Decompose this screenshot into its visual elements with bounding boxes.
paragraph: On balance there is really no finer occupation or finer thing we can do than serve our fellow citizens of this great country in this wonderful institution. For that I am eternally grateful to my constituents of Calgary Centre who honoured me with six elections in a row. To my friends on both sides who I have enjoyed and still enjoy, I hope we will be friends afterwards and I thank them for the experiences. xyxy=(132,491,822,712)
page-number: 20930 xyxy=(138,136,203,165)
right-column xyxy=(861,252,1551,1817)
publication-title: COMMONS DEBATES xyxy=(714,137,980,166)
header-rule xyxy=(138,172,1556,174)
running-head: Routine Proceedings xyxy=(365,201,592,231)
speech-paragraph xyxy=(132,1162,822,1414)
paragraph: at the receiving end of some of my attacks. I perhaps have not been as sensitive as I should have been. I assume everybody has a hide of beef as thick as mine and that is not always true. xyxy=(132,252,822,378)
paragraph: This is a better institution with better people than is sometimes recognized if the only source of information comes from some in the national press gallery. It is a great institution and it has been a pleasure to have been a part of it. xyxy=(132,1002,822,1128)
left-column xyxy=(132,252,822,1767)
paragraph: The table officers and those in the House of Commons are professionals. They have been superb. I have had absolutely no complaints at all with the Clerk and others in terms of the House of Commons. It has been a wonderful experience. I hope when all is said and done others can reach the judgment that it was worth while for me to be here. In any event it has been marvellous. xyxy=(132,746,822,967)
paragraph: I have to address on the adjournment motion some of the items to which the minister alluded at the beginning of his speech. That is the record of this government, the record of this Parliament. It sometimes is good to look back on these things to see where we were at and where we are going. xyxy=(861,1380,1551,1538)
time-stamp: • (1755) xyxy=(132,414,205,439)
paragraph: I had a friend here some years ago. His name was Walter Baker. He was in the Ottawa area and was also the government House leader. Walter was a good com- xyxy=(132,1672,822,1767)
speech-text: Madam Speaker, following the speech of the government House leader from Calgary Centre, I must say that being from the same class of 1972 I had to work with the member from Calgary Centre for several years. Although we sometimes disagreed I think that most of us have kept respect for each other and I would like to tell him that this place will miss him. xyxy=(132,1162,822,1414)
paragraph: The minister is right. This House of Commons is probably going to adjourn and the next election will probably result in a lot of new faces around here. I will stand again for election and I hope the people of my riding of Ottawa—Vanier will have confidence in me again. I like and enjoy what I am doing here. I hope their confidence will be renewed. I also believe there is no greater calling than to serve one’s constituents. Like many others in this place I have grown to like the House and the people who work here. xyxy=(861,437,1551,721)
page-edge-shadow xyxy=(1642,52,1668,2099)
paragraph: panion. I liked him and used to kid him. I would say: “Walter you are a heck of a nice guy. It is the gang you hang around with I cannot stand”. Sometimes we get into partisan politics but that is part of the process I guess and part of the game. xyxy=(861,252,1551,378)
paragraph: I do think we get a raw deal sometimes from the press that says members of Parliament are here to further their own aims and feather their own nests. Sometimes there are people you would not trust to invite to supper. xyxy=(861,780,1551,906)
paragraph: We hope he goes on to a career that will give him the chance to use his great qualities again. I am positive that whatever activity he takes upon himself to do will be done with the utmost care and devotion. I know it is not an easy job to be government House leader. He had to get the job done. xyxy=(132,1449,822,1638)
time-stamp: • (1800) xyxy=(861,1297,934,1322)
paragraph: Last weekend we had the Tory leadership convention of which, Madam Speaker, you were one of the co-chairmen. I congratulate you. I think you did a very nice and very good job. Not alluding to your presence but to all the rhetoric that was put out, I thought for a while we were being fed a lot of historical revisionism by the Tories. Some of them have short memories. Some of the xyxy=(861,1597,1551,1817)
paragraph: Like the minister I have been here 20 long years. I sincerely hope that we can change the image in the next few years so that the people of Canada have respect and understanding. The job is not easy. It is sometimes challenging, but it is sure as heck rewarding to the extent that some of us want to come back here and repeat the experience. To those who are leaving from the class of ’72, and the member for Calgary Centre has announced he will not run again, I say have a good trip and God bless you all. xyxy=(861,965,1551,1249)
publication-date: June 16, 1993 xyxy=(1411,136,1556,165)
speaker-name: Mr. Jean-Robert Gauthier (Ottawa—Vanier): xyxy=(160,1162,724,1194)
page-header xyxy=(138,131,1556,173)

◆ TASK DESCRIPTION:
Can you reproduce every item above word for word, with nothing changed or left out?

◆ COMPLETED EXERCISE:
Decompose this screenshot into its visual elements with bounding boxes.
paragraph: On balance there is really no finer occupation or finer thing we can do than serve our fellow citizens of this great country in this wonderful institution. For that I am eternally grateful to my constituents of Calgary Centre who honoured me with six elections in a row. To my friends on both sides who I have enjoyed and still enjoy, I hope we will be friends afterwards and I thank them for the experiences. xyxy=(132,491,822,712)
page-number: 20930 xyxy=(138,136,203,165)
right-column xyxy=(861,252,1551,1817)
publication-title: COMMONS DEBATES xyxy=(714,137,980,166)
header-rule xyxy=(138,172,1556,174)
running-head: Routine Proceedings xyxy=(365,201,592,231)
speech-paragraph xyxy=(132,1162,822,1414)
paragraph: at the receiving end of some of my attacks. I perhaps have not been as sensitive as I should have been. I assume everybody has a hide of beef as thick as mine and that is not always true. xyxy=(132,252,822,378)
paragraph: This is a better institution with better people than is sometimes recognized if the only source of information comes from some in the national press gallery. It is a great institution and it has been a pleasure to have been a part of it. xyxy=(132,1002,822,1128)
left-column xyxy=(132,252,822,1767)
paragraph: The table officers and those in the House of Commons are professionals. They have been superb. I have had absolutely no complaints at all with the Clerk and others in terms of the House of Commons. It has been a wonderful experience. I hope when all is said and done others can reach the judgment that it was worth while for me to be here. In any event it has been marvellous. xyxy=(132,746,822,967)
paragraph: I have to address on the adjournment motion some of the items to which the minister alluded at the beginning of his speech. That is the record of this government, the record of this Parliament. It sometimes is good to look back on these things to see where we were at and where we are going. xyxy=(861,1380,1551,1538)
time-stamp: • (1755) xyxy=(132,414,205,439)
paragraph: I had a friend here some years ago. His name was Walter Baker. He was in the Ottawa area and was also the government House leader. Walter was a good com- xyxy=(132,1672,822,1767)
speech-text: Madam Speaker, following the speech of the government House leader from Calgary Centre, I must say that being from the same class of 1972 I had to work with the member from Calgary Centre for several years. Although we sometimes disagreed I think that most of us have kept respect for each other and I would like to tell him that this place will miss him. xyxy=(132,1162,822,1414)
paragraph: The minister is right. This House of Commons is probably going to adjourn and the next election will probably result in a lot of new faces around here. I will stand again for election and I hope the people of my riding of Ottawa—Vanier will have confidence in me again. I like and enjoy what I am doing here. I hope their confidence will be renewed. I also believe there is no greater calling than to serve one’s constituents. Like many others in this place I have grown to like the House and the people who work here. xyxy=(861,437,1551,721)
page-edge-shadow xyxy=(1642,52,1668,2099)
paragraph: panion. I liked him and used to kid him. I would say: “Walter you are a heck of a nice guy. It is the gang you hang around with I cannot stand”. Sometimes we get into partisan politics but that is part of the process I guess and part of the game. xyxy=(861,252,1551,378)
paragraph: I do think we get a raw deal sometimes from the press that says members of Parliament are here to further their own aims and feather their own nests. Sometimes there are people you would not trust to invite to supper. xyxy=(861,780,1551,906)
paragraph: We hope he goes on to a career that will give him the chance to use his great qualities again. I am positive that whatever activity he takes upon himself to do will be done with the utmost care and devotion. I know it is not an easy job to be government House leader. He had to get the job done. xyxy=(132,1449,822,1638)
time-stamp: • (1800) xyxy=(861,1297,934,1322)
paragraph: Last weekend we had the Tory leadership convention of which, Madam Speaker, you were one of the co-chairmen. I congratulate you. I think you did a very nice and very good job. Not alluding to your presence but to all the rhetoric that was put out, I thought for a while we were being fed a lot of historical revisionism by the Tories. Some of them have short memories. Some of the xyxy=(861,1597,1551,1817)
paragraph: Like the minister I have been here 20 long years. I sincerely hope that we can change the image in the next few years so that the people of Canada have respect and understanding. The job is not easy. It is sometimes challenging, but it is sure as heck rewarding to the extent that some of us want to come back here and repeat the experience. To those who are leaving from the class of ’72, and the member for Calgary Centre has announced he will not run again, I say have a good trip and God bless you all. xyxy=(861,965,1551,1249)
publication-date: June 16, 1993 xyxy=(1411,136,1556,165)
speaker-name: Mr. Jean-Robert Gauthier (Ottawa—Vanier): xyxy=(160,1162,724,1194)
page-header xyxy=(138,131,1556,173)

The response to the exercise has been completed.